## begin Recorded information

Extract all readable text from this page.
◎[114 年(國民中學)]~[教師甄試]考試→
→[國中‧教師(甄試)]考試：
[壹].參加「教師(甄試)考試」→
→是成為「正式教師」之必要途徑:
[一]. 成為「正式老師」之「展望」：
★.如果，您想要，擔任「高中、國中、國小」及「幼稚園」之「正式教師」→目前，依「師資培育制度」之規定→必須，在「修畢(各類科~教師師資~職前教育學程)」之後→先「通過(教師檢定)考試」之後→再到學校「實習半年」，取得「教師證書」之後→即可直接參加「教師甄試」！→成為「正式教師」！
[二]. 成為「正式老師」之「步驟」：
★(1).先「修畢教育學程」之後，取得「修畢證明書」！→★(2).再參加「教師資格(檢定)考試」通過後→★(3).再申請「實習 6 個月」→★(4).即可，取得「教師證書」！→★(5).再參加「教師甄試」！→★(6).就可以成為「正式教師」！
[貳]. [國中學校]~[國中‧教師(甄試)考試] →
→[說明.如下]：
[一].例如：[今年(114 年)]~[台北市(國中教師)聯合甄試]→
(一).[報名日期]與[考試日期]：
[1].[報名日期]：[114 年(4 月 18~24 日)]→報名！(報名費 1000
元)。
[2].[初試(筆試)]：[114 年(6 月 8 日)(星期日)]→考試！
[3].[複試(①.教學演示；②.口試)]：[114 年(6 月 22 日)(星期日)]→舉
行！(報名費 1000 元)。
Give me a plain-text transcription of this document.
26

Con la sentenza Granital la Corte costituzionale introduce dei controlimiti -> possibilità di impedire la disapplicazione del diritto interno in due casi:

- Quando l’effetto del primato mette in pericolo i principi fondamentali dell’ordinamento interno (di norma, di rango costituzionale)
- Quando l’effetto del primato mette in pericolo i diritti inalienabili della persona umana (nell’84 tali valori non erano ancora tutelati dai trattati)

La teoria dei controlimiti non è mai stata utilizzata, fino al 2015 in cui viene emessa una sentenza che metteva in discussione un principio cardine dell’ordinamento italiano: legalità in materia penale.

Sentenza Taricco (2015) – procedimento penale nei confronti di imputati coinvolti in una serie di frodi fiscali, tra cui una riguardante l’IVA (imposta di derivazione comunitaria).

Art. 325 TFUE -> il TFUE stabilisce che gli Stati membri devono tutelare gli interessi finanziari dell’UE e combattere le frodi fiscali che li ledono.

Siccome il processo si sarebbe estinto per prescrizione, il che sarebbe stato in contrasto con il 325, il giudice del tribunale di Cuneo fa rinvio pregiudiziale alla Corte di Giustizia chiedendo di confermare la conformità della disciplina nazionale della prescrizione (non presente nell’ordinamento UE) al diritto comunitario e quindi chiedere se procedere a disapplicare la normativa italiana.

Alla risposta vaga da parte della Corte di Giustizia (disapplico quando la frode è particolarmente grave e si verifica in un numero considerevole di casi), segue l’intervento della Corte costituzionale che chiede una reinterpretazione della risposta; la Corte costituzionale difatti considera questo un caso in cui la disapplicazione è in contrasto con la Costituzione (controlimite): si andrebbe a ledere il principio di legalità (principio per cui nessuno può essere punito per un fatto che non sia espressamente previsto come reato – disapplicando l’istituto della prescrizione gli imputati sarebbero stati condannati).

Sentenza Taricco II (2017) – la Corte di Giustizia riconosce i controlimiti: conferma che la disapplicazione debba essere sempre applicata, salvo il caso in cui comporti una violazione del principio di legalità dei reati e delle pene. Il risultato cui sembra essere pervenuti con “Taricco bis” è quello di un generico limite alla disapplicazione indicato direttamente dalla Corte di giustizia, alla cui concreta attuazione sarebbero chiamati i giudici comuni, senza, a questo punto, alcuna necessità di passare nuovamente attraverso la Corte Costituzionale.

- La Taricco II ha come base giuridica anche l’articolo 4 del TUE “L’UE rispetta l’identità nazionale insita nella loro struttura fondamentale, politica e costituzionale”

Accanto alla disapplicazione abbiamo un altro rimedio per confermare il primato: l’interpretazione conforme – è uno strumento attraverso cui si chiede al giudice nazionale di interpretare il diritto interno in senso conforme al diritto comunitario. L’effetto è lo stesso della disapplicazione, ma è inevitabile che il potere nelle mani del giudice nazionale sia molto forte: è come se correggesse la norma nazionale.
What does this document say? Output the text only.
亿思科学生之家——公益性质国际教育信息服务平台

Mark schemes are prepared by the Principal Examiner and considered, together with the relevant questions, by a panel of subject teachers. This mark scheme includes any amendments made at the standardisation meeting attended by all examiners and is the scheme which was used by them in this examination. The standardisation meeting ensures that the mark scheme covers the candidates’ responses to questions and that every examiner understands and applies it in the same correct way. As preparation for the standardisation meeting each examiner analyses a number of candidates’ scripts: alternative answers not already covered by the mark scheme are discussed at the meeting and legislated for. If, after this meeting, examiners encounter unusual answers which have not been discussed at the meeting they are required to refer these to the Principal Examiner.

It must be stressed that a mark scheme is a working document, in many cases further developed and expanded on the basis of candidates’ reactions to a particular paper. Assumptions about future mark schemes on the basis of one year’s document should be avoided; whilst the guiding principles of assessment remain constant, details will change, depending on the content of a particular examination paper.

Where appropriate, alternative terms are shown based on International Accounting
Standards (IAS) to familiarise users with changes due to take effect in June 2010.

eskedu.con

## end Recorded information

Do this: Every record above should be output exactly.

Problem solution:
Extract all readable text from this page.
◎[114 年(國民中學)]~[教師甄試]考試→
→[國中‧教師(甄試)]考試：
[壹].參加「教師(甄試)考試」→
→是成為「正式教師」之必要途徑:
[一]. 成為「正式老師」之「展望」：
★.如果，您想要，擔任「高中、國中、國小」及「幼稚園」之「正式教師」→目前，依「師資培育制度」之規定→必須，在「修畢(各類科~教師師資~職前教育學程)」之後→先「通過(教師檢定)考試」之後→再到學校「實習半年」，取得「教師證書」之後→即可直接參加「教師甄試」！→成為「正式教師」！
[二]. 成為「正式老師」之「步驟」：
★(1).先「修畢教育學程」之後，取得「修畢證明書」！→★(2).再參加「教師資格(檢定)考試」通過後→★(3).再申請「實習 6 個月」→★(4).即可，取得「教師證書」！→★(5).再參加「教師甄試」！→★(6).就可以成為「正式教師」！
[貳]. [國中學校]~[國中‧教師(甄試)考試] →
→[說明.如下]：
[一].例如：[今年(114 年)]~[台北市(國中教師)聯合甄試]→
(一).[報名日期]與[考試日期]：
[1].[報名日期]：[114 年(4 月 18~24 日)]→報名！(報名費 1000
元)。
[2].[初試(筆試)]：[114 年(6 月 8 日)(星期日)]→考試！
[3].[複試(①.教學演示；②.口試)]：[114 年(6 月 22 日)(星期日)]→舉
行！(報名費 1000 元)。
Give me a plain-text transcription of this document.
26

Con la sentenza Granital la Corte costituzionale introduce dei controlimiti -> possibilità di impedire la disapplicazione del diritto interno in due casi:

- Quando l’effetto del primato mette in pericolo i principi fondamentali dell’ordinamento interno (di norma, di rango costituzionale)
- Quando l’effetto del primato mette in pericolo i diritti inalienabili della persona umana (nell’84 tali valori non erano ancora tutelati dai trattati)

La teoria dei controlimiti non è mai stata utilizzata, fino al 2015 in cui viene emessa una sentenza che metteva in discussione un principio cardine dell’ordinamento italiano: legalità in materia penale.

Sentenza Taricco (2015) – procedimento penale nei confronti di imputati coinvolti in una serie di frodi fiscali, tra cui una riguardante l’IVA (imposta di derivazione comunitaria).

Art. 325 TFUE -> il TFUE stabilisce che gli Stati membri devono tutelare gli interessi finanziari dell’UE e combattere le frodi fiscali che li ledono.

Siccome il processo si sarebbe estinto per prescrizione, il che sarebbe stato in contrasto con il 325, il giudice del tribunale di Cuneo fa rinvio pregiudiziale alla Corte di Giustizia chiedendo di confermare la conformità della disciplina nazionale della prescrizione (non presente nell’ordinamento UE) al diritto comunitario e quindi chiedere se procedere a disapplicare la normativa italiana.

Alla risposta vaga da parte della Corte di Giustizia (disapplico quando la frode è particolarmente grave e si verifica in un numero considerevole di casi), segue l’intervento della Corte costituzionale che chiede una reinterpretazione della risposta; la Corte costituzionale difatti considera questo un caso in cui la disapplicazione è in contrasto con la Costituzione (controlimite): si andrebbe a ledere il principio di legalità (principio per cui nessuno può essere punito per un fatto che non sia espressamente previsto come reato – disapplicando l’istituto della prescrizione gli imputati sarebbero stati condannati).

Sentenza Taricco II (2017) – la Corte di Giustizia riconosce i controlimiti: conferma che la disapplicazione debba essere sempre applicata, salvo il caso in cui comporti una violazione del principio di legalità dei reati e delle pene. Il risultato cui sembra essere pervenuti con “Taricco bis” è quello di un generico limite alla disapplicazione indicato direttamente dalla Corte di giustizia, alla cui concreta attuazione sarebbero chiamati i giudici comuni, senza, a questo punto, alcuna necessità di passare nuovamente attraverso la Corte Costituzionale.

- La Taricco II ha come base giuridica anche l’articolo 4 del TUE “L’UE rispetta l’identità nazionale insita nella loro struttura fondamentale, politica e costituzionale”

Accanto alla disapplicazione abbiamo un altro rimedio per confermare il primato: l’interpretazione conforme – è uno strumento attraverso cui si chiede al giudice nazionale di interpretare il diritto interno in senso conforme al diritto comunitario. L’effetto è lo stesso della disapplicazione, ma è inevitabile che il potere nelle mani del giudice nazionale sia molto forte: è come se correggesse la norma nazionale.
What does this document say? Output the text only.
亿思科学生之家——公益性质国际教育信息服务平台

Mark schemes are prepared by the Principal Examiner and considered, together with the relevant questions, by a panel of subject teachers. This mark scheme includes any amendments made at the standardisation meeting attended by all examiners and is the scheme which was used by them in this examination. The standardisation meeting ensures that the mark scheme covers the candidates’ responses to questions and that every examiner understands and applies it in the same correct way. As preparation for the standardisation meeting each examiner analyses a number of candidates’ scripts: alternative answers not already covered by the mark scheme are discussed at the meeting and legislated for. If, after this meeting, examiners encounter unusual answers which have not been discussed at the meeting they are required to refer these to the Principal Examiner.

It must be stressed that a mark scheme is a working document, in many cases further developed and expanded on the basis of candidates’ reactions to a particular paper. Assumptions about future mark schemes on the basis of one year’s document should be avoided; whilst the guiding principles of assessment remain constant, details will change, depending on the content of a particular examination paper.

Where appropriate, alternative terms are shown based on International Accounting
Standards (IAS) to familiarise users with changes due to take effect in June 2010.

eskedu.con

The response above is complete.